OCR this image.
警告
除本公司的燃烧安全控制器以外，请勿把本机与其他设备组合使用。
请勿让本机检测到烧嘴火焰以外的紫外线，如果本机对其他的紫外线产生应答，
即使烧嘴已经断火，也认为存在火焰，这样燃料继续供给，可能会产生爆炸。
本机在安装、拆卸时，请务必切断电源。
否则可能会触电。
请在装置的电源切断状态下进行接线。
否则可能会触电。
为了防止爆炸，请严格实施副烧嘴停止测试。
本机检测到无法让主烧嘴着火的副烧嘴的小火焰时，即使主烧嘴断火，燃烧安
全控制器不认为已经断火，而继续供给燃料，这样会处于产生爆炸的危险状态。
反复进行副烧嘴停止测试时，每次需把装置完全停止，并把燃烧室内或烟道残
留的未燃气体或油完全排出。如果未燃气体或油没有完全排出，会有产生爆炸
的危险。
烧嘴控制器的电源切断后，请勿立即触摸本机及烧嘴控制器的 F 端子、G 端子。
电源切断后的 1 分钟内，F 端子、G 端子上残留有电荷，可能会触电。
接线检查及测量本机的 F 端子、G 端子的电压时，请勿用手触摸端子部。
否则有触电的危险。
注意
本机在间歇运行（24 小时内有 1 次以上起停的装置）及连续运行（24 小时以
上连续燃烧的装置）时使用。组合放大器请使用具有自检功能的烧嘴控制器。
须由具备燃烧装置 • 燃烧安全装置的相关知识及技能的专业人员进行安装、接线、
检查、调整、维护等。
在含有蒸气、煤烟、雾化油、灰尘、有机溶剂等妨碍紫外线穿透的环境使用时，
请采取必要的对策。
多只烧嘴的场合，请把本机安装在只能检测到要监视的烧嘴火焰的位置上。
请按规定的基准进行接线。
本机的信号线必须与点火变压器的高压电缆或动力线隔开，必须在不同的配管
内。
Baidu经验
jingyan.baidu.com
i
====
▶ _Goal of the exercise_:
Write out every line from the records above, word for word.

▶ _Written solution_:
OCR this image.
警告
除本公司的燃烧安全控制器以外，请勿把本机与其他设备组合使用。
请勿让本机检测到烧嘴火焰以外的紫外线，如果本机对其他的紫外线产生应答，
即使烧嘴已经断火，也认为存在火焰，这样燃料继续供给，可能会产生爆炸。
本机在安装、拆卸时，请务必切断电源。
否则可能会触电。
请在装置的电源切断状态下进行接线。
否则可能会触电。
为了防止爆炸，请严格实施副烧嘴停止测试。
本机检测到无法让主烧嘴着火的副烧嘴的小火焰时，即使主烧嘴断火，燃烧安
全控制器不认为已经断火，而继续供给燃料，这样会处于产生爆炸的危险状态。
反复进行副烧嘴停止测试时，每次需把装置完全停止，并把燃烧室内或烟道残
留的未燃气体或油完全排出。如果未燃气体或油没有完全排出，会有产生爆炸
的危险。
烧嘴控制器的电源切断后，请勿立即触摸本机及烧嘴控制器的 F 端子、G 端子。
电源切断后的 1 分钟内，F 端子、G 端子上残留有电荷，可能会触电。
接线检查及测量本机的 F 端子、G 端子的电压时，请勿用手触摸端子部。
否则有触电的危险。
注意
本机在间歇运行（24 小时内有 1 次以上起停的装置）及连续运行（24 小时以
上连续燃烧的装置）时使用。组合放大器请使用具有自检功能的烧嘴控制器。
须由具备燃烧装置 • 燃烧安全装置的相关知识及技能的专业人员进行安装、接线、
检查、调整、维护等。
在含有蒸气、煤烟、雾化油、灰尘、有机溶剂等妨碍紫外线穿透的环境使用时，
请采取必要的对策。
多只烧嘴的场合，请把本机安装在只能检测到要监视的烧嘴火焰的位置上。
请按规定的基准进行接线。
本机的信号线必须与点火变压器的高压电缆或动力线隔开，必须在不同的配管
内。
Baidu经验
jingyan.baidu.com
i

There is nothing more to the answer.